* TAREFA A CUMPRIR *
De acordo com o texto sobre o Banco Mundial e a educação, quais são os cinco países que controlam 50% dos votos?

* ARTIGO *
A EDUCAÇÃO COMO MERCADORIA E O BANCO MUNDIAL COMO MERCADOR
Pautado em uma
análise essencialmente política e econômica, o artigo O Banco Mundial e
a Educação: reflexões sobre o caso brasileiro (Vozes, 1995, p.
169-195), da pesquisadora, mestra em Educação, especialista em Políticas
Públicas e Gestão Educacional, doutora em Ciências da Educação e professora da
Universidade de Brasília, Marília Fonseca, traz à tona uma riquíssima discussão
acerca das propostas economicistas voltadas à educação.
Respaldando-se
teoricamente tanto em publicações veiculadas pelo Ministério da Educação (MEC),
quanto nos documentos de política setorial produzidos pelo Banco Mundial nos
anos de 1970, 1974, 1980 e 1990, a autora analisa as condições, propostas e
diretrizes outorgadas pelo Banco Mundial, em certa parceria estreita com o
Fundo Monetário Internacional (FMI), para a concessão de empréstimos aos países
em desenvolvimento, como é o caso do Brasil.
Percebe-se então, à
medida que essas proposições vão sendo esclarecidas no decorrer do texto, que
os países que se submetem às condições impostas pelo BIRD, para que o
financiamento dos seus projetos seja aprovado por tal Banco, perdem, em certo
grau, aquilo que podemos chamar de autonomia política e econômica. E isto ocorre
justamente porque as cláusulas contratuais do Banco Mundial são legisladas com
este outro intento, isto é, de permitir que os países-membros (onde 50% dos
votos são controlados por cinco países: Estados Unidos, Inglaterra, Alemanha,
França e Japão) intervenham diretamente na economia política dos países cujo
crédito dos empréstimos foi concedido.

(Entradas de um conjunto de dados)
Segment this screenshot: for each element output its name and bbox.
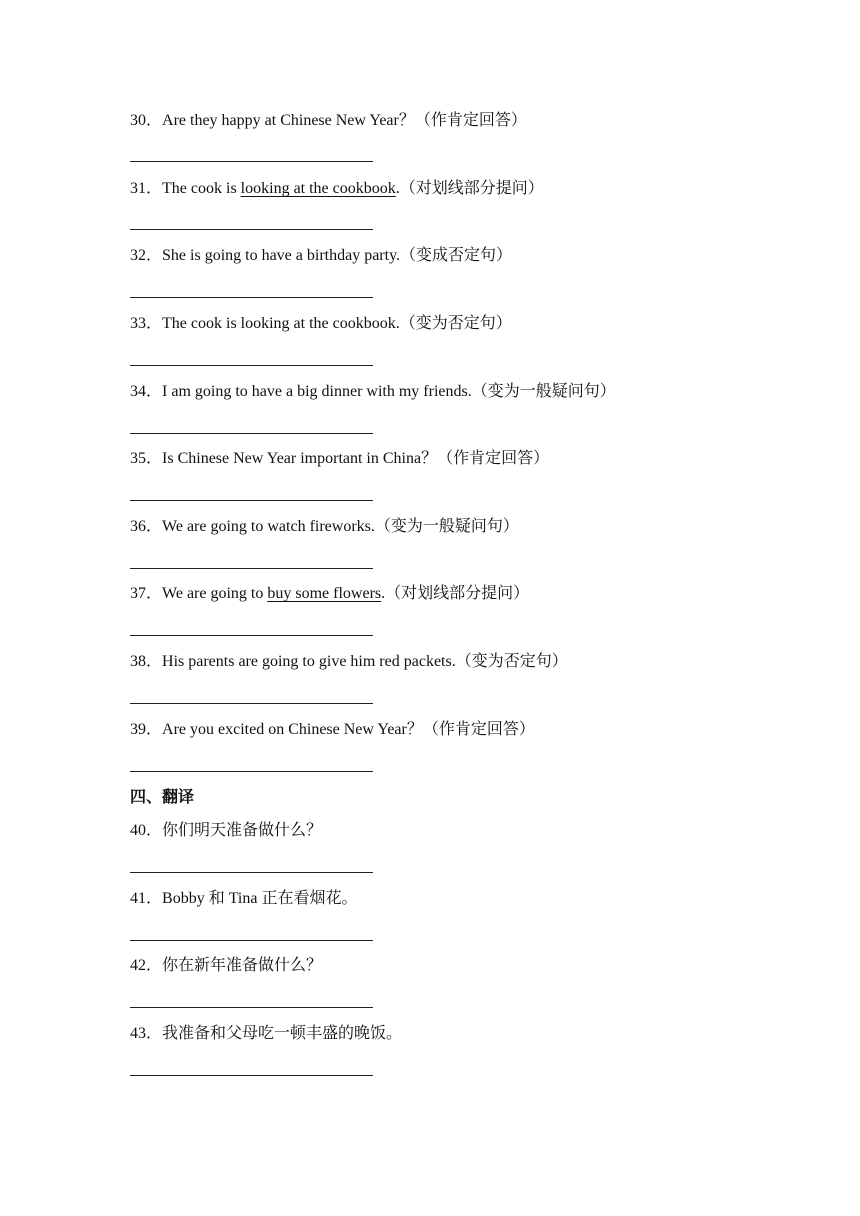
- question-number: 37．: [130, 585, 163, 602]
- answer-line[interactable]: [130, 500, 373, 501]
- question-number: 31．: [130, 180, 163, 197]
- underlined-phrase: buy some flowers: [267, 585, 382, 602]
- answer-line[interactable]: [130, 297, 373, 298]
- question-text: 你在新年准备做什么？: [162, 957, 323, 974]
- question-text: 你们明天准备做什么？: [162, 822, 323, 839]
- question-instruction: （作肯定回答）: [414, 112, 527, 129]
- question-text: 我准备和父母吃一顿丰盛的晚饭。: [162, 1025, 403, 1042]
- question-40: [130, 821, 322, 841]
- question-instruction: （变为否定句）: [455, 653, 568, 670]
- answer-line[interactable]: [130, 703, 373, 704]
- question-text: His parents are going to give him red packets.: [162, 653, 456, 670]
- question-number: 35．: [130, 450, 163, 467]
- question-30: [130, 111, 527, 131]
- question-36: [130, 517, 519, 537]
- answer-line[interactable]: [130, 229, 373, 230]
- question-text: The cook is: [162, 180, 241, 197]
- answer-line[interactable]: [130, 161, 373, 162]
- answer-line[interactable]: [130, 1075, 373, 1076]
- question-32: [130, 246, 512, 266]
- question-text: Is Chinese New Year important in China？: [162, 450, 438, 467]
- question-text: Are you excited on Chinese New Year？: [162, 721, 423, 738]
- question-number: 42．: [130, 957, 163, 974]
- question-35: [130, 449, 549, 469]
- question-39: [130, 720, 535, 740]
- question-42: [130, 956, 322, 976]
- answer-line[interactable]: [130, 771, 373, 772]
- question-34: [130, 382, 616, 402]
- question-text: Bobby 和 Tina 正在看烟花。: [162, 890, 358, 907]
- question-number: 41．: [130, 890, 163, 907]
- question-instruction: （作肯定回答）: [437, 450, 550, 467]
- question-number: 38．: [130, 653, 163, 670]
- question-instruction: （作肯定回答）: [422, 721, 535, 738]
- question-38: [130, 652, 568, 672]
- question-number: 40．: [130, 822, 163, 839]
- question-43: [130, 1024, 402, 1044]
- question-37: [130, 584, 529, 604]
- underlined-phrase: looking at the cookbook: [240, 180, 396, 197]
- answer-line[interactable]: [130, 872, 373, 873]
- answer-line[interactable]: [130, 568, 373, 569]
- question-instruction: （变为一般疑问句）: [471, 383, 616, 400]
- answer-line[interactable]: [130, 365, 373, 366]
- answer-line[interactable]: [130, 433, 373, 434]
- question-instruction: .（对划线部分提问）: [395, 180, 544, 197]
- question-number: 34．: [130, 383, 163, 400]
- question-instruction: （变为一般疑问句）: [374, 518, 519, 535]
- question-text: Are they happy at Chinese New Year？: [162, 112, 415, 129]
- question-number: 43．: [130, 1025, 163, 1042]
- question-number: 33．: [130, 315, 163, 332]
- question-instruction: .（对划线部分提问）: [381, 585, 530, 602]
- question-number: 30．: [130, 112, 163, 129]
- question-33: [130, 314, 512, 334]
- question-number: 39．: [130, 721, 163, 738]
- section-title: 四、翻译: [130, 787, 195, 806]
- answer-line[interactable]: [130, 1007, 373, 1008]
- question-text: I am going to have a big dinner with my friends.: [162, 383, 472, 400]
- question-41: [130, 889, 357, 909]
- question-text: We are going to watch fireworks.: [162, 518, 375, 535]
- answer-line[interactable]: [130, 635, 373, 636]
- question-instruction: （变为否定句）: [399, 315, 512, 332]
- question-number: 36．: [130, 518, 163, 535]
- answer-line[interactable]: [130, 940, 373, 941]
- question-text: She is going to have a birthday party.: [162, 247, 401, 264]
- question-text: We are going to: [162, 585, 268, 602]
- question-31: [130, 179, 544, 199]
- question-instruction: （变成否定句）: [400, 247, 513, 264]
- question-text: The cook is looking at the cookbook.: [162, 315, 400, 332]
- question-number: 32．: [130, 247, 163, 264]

==

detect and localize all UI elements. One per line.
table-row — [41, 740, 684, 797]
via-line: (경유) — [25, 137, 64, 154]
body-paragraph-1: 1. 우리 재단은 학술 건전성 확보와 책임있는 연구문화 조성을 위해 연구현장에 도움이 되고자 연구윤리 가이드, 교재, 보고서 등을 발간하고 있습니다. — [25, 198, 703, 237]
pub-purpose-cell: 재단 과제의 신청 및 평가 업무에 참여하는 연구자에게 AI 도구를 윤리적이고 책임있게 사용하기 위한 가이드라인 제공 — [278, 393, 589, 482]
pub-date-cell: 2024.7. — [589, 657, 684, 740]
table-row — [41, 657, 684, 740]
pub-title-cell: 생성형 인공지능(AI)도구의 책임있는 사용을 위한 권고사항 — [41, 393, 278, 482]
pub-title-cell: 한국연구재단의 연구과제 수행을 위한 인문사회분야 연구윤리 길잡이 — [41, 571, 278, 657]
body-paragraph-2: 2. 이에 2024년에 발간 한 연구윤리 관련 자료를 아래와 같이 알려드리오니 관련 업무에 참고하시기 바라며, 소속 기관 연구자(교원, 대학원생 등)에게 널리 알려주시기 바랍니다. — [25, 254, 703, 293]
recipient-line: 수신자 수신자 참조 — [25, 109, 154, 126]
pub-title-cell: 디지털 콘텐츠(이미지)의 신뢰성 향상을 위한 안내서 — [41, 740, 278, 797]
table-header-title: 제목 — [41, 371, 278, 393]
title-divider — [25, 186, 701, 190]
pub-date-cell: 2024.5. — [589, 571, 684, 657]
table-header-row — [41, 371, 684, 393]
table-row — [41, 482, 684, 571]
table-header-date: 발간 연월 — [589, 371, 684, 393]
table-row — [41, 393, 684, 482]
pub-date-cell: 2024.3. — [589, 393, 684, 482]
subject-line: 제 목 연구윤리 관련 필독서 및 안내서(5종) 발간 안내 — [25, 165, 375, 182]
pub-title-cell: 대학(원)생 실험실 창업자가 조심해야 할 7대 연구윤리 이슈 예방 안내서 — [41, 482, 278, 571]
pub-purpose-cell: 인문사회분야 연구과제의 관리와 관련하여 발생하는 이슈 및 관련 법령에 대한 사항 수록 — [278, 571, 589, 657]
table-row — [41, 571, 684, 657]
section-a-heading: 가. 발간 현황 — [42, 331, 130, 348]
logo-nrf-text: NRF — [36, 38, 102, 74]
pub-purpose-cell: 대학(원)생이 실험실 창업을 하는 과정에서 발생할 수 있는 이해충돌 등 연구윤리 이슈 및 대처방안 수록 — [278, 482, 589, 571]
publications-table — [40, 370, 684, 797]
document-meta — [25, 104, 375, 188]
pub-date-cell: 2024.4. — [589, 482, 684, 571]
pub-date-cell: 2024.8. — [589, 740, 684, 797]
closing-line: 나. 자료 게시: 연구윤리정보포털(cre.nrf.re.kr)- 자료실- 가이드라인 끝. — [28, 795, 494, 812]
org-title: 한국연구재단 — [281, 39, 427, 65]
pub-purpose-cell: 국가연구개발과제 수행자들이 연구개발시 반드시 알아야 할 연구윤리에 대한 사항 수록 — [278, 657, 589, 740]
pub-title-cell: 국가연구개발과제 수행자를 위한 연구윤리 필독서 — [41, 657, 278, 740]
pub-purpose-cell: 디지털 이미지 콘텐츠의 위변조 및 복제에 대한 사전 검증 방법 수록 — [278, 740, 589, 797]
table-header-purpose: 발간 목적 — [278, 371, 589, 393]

==

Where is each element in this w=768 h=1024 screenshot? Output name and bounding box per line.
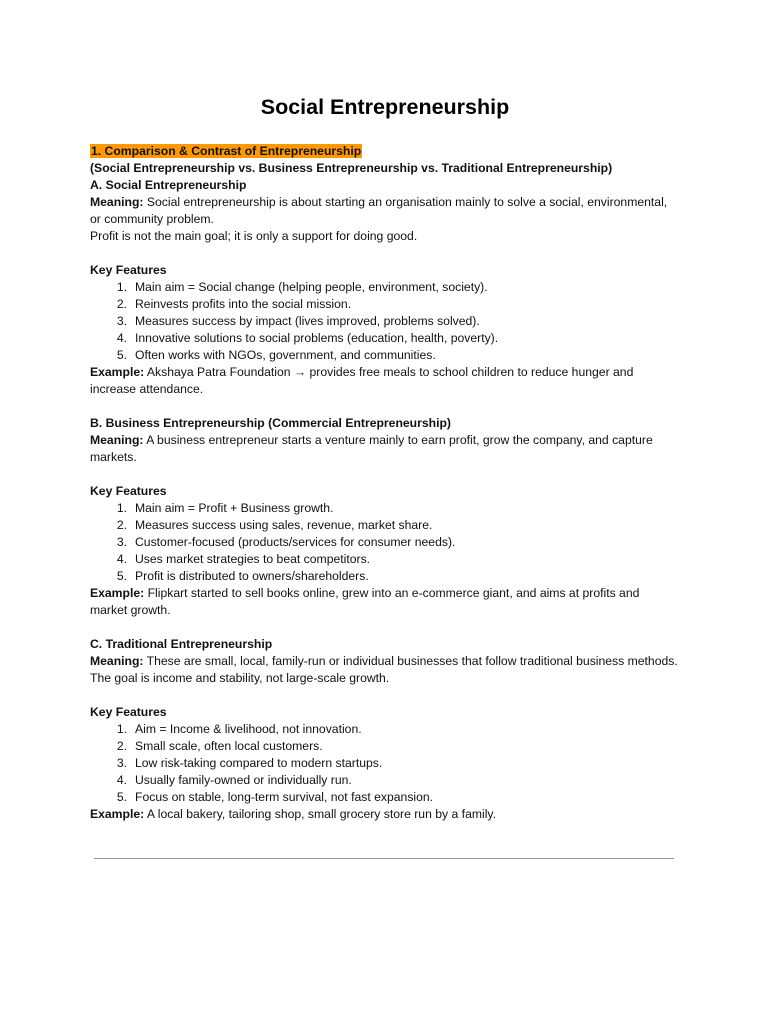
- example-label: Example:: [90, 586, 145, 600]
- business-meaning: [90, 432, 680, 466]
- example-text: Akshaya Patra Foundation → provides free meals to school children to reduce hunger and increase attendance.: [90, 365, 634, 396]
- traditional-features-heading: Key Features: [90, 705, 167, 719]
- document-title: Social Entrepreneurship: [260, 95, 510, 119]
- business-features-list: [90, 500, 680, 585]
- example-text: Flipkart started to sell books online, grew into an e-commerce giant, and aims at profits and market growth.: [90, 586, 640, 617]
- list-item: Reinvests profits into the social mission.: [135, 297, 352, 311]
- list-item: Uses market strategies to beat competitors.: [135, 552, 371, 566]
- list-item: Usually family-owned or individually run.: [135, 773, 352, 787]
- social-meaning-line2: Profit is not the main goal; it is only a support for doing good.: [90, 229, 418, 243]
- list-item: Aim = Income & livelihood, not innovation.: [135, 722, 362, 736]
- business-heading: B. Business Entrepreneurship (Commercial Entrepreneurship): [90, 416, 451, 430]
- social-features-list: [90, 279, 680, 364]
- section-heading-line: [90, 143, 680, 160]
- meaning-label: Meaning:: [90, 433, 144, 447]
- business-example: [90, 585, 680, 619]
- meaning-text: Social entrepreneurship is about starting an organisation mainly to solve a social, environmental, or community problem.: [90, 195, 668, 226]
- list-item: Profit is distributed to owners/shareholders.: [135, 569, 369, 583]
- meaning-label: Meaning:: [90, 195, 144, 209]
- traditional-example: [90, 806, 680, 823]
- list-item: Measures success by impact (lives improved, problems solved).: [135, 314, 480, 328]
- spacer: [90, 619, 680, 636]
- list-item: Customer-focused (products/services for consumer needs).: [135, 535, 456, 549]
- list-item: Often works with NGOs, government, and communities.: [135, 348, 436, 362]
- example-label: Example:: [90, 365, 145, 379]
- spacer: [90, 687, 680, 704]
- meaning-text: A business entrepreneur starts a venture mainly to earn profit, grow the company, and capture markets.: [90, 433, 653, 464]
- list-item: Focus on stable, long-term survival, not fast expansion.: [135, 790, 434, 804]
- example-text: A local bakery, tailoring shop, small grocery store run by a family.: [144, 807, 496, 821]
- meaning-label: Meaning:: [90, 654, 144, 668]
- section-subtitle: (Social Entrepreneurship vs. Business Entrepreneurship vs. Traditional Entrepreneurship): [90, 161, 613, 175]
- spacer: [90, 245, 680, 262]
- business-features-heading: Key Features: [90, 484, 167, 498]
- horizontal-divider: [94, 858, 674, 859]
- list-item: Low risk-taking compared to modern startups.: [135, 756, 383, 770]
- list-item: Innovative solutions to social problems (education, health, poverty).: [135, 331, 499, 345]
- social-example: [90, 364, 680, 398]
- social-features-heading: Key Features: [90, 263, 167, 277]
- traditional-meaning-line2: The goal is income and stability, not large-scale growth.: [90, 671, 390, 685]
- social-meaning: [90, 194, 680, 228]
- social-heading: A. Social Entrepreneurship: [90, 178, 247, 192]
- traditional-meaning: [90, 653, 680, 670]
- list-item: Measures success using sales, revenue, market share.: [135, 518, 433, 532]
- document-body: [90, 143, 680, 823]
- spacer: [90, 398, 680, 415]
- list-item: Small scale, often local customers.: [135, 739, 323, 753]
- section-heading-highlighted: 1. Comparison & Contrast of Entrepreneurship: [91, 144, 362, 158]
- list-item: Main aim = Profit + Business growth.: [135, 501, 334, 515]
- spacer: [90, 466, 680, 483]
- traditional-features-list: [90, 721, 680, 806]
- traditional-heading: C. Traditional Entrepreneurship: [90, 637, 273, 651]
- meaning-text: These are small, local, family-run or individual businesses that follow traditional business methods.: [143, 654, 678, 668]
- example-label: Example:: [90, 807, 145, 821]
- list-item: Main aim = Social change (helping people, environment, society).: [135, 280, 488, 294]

* SOLUÇÃO COMENTADA *
Estados Unidos, Inglaterra, Alemanha, França e Japão.